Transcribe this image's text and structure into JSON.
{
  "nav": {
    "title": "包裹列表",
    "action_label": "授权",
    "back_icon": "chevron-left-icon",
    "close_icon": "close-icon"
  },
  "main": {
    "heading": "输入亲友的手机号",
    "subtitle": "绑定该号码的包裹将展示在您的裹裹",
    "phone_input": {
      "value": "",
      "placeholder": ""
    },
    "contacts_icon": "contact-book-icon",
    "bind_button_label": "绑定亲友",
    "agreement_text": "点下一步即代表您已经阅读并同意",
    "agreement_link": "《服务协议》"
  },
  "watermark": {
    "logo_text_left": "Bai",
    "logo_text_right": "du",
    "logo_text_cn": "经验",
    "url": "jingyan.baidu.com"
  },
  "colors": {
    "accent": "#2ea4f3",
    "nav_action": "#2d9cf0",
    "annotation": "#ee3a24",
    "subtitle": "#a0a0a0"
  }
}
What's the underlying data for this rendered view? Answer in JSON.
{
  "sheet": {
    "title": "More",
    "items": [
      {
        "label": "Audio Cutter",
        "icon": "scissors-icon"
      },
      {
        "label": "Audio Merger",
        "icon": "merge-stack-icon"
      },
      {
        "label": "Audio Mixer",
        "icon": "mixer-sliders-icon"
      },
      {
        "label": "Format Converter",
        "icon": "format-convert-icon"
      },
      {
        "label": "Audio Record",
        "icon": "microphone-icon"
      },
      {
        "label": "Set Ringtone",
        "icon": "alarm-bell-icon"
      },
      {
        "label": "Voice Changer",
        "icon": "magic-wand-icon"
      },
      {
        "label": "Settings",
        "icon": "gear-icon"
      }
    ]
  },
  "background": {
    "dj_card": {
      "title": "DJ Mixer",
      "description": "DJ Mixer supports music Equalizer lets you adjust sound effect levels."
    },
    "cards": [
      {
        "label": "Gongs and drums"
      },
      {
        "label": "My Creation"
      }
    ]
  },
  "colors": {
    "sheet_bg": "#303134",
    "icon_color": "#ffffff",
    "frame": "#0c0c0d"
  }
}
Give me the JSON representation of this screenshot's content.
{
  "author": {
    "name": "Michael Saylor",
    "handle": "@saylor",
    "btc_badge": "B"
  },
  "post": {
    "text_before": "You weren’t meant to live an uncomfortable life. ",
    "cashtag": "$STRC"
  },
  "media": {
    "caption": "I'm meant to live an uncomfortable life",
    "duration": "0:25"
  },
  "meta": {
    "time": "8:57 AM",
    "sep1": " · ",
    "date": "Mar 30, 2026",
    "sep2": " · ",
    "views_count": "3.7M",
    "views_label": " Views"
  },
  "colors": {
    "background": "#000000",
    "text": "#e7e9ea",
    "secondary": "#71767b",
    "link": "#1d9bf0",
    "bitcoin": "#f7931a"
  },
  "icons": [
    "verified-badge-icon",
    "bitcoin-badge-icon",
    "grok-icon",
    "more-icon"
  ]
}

##########

- _What the task asks_
Make an exact copy of every entry.

- _Answer below_
Transcribe this image's text and structure into JSON.
{
  "nav": {
    "title": "包裹列表",
    "action_label": "授权",
    "back_icon": "chevron-left-icon",
    "close_icon": "close-icon"
  },
  "main": {
    "heading": "输入亲友的手机号",
    "subtitle": "绑定该号码的包裹将展示在您的裹裹",
    "phone_input": {
      "value": "",
      "placeholder": ""
    },
    "contacts_icon": "contact-book-icon",
    "bind_button_label": "绑定亲友",
    "agreement_text": "点下一步即代表您已经阅读并同意",
    "agreement_link": "《服务协议》"
  },
  "watermark": {
    "logo_text_left": "Bai",
    "logo_text_right": "du",
    "logo_text_cn": "经验",
    "url": "jingyan.baidu.com"
  },
  "colors": {
    "accent": "#2ea4f3",
    "nav_action": "#2d9cf0",
    "annotation": "#ee3a24",
    "subtitle": "#a0a0a0"
  }
}
What's the underlying data for this rendered view? Answer in JSON.
{
  "sheet": {
    "title": "More",
    "items": [
      {
        "label": "Audio Cutter",
        "icon": "scissors-icon"
      },
      {
        "label": "Audio Merger",
        "icon": "merge-stack-icon"
      },
      {
        "label": "Audio Mixer",
        "icon": "mixer-sliders-icon"
      },
      {
        "label": "Format Converter",
        "icon": "format-convert-icon"
      },
      {
        "label": "Audio Record",
        "icon": "microphone-icon"
      },
      {
        "label": "Set Ringtone",
        "icon": "alarm-bell-icon"
      },
      {
        "label": "Voice Changer",
        "icon": "magic-wand-icon"
      },
      {
        "label": "Settings",
        "icon": "gear-icon"
      }
    ]
  },
  "background": {
    "dj_card": {
      "title": "DJ Mixer",
      "description": "DJ Mixer supports music Equalizer lets you adjust sound effect levels."
    },
    "cards": [
      {
        "label": "Gongs and drums"
      },
      {
        "label": "My Creation"
      }
    ]
  },
  "colors": {
    "sheet_bg": "#303134",
    "icon_color": "#ffffff",
    "frame": "#0c0c0d"
  }
}
Give me the JSON representation of this screenshot's content.
{
  "author": {
    "name": "Michael Saylor",
    "handle": "@saylor",
    "btc_badge": "B"
  },
  "post": {
    "text_before": "You weren’t meant to live an uncomfortable life. ",
    "cashtag": "$STRC"
  },
  "media": {
    "caption": "I'm meant to live an uncomfortable life",
    "duration": "0:25"
  },
  "meta": {
    "time": "8:57 AM",
    "sep1": " · ",
    "date": "Mar 30, 2026",
    "sep2": " · ",
    "views_count": "3.7M",
    "views_label": " Views"
  },
  "colors": {
    "background": "#000000",
    "text": "#e7e9ea",
    "secondary": "#71767b",
    "link": "#1d9bf0",
    "bitcoin": "#f7931a"
  },
  "icons": [
    "verified-badge-icon",
    "bitcoin-badge-icon",
    "grok-icon",
    "more-icon"
  ]
}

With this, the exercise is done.